▸ Available data
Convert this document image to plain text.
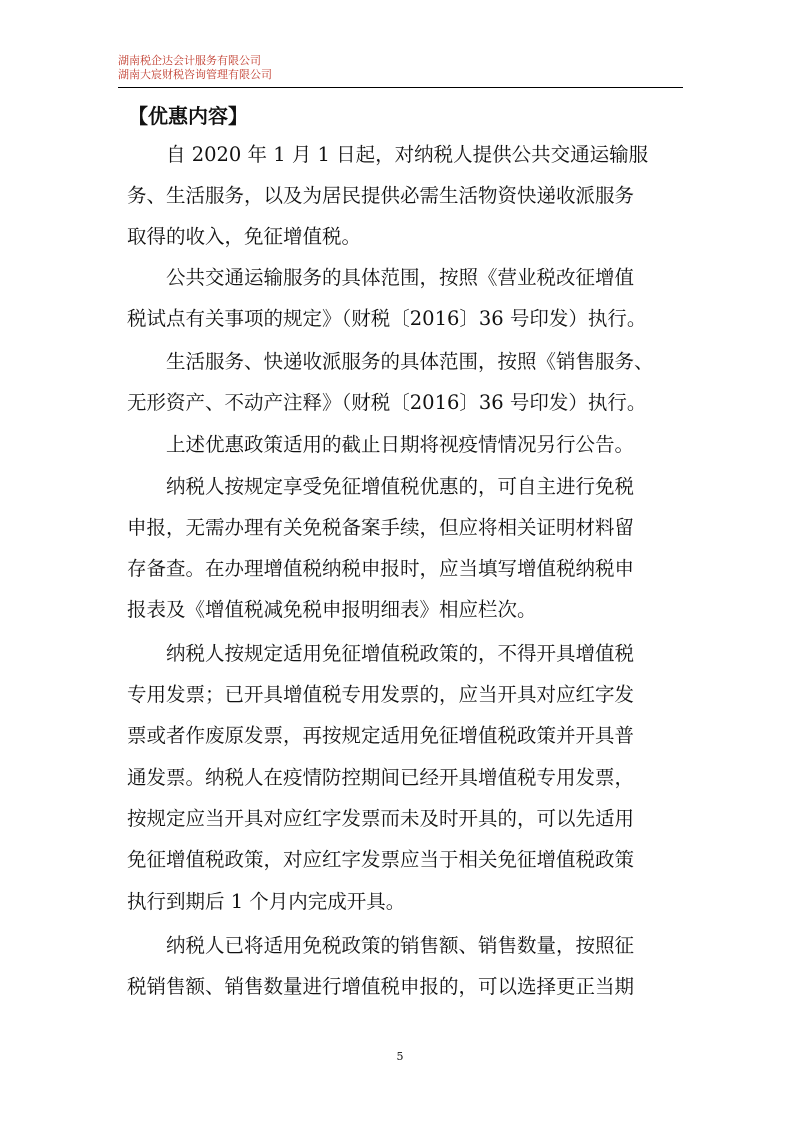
湖南税企达会计服务有限公司
湖南大宸财税咨询管理有限公司
【优惠内容】
自 2020 年 1 月 1 日起，对纳税人提供公共交通运输服
务、生活服务，以及为居民提供必需生活物资快递收派服务
取得的收入，免征增值税。
公共交通运输服务的具体范围，按照《营业税改征增值
税试点有关事项的规定》（财税〔2016〕36 号印发）执行。
生活服务、快递收派服务的具体范围，按照《销售服务、
无形资产、不动产注释》（财税〔2016〕36 号印发）执行。
上述优惠政策适用的截止日期将视疫情情况另行公告。
纳税人按规定享受免征增值税优惠的，可自主进行免税
申报，无需办理有关免税备案手续，但应将相关证明材料留
存备查。在办理增值税纳税申报时，应当填写增值税纳税申
报表及《增值税减免税申报明细表》相应栏次。
纳税人按规定适用免征增值税政策的，不得开具增值税
专用发票；已开具增值税专用发票的，应当开具对应红字发
票或者作废原发票，再按规定适用免征增值税政策并开具普
通发票。纳税人在疫情防控期间已经开具增值税专用发票，
按规定应当开具对应红字发票而未及时开具的，可以先适用
免征增值税政策，对应红字发票应当于相关免征增值税政策
执行到期后 1 个月内完成开具。
纳税人已将适用免税政策的销售额、销售数量，按照征
税销售额、销售数量进行增值税申报的，可以选择更正当期
5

▸ Problem description
Copy out each line word for word, please, skipping the images.

▸ Result
Convert this document image to plain text.
湖南税企达会计服务有限公司
湖南大宸财税咨询管理有限公司
【优惠内容】
自 2020 年 1 月 1 日起，对纳税人提供公共交通运输服
务、生活服务，以及为居民提供必需生活物资快递收派服务
取得的收入，免征增值税。
公共交通运输服务的具体范围，按照《营业税改征增值
税试点有关事项的规定》（财税〔2016〕36 号印发）执行。
生活服务、快递收派服务的具体范围，按照《销售服务、
无形资产、不动产注释》（财税〔2016〕36 号印发）执行。
上述优惠政策适用的截止日期将视疫情情况另行公告。
纳税人按规定享受免征增值税优惠的，可自主进行免税
申报，无需办理有关免税备案手续，但应将相关证明材料留
存备查。在办理增值税纳税申报时，应当填写增值税纳税申
报表及《增值税减免税申报明细表》相应栏次。
纳税人按规定适用免征增值税政策的，不得开具增值税
专用发票；已开具增值税专用发票的，应当开具对应红字发
票或者作废原发票，再按规定适用免征增值税政策并开具普
通发票。纳税人在疫情防控期间已经开具增值税专用发票，
按规定应当开具对应红字发票而未及时开具的，可以先适用
免征增值税政策，对应红字发票应当于相关免征增值税政策
执行到期后 1 个月内完成开具。
纳税人已将适用免税政策的销售额、销售数量，按照征
税销售额、销售数量进行增值税申报的，可以选择更正当期
5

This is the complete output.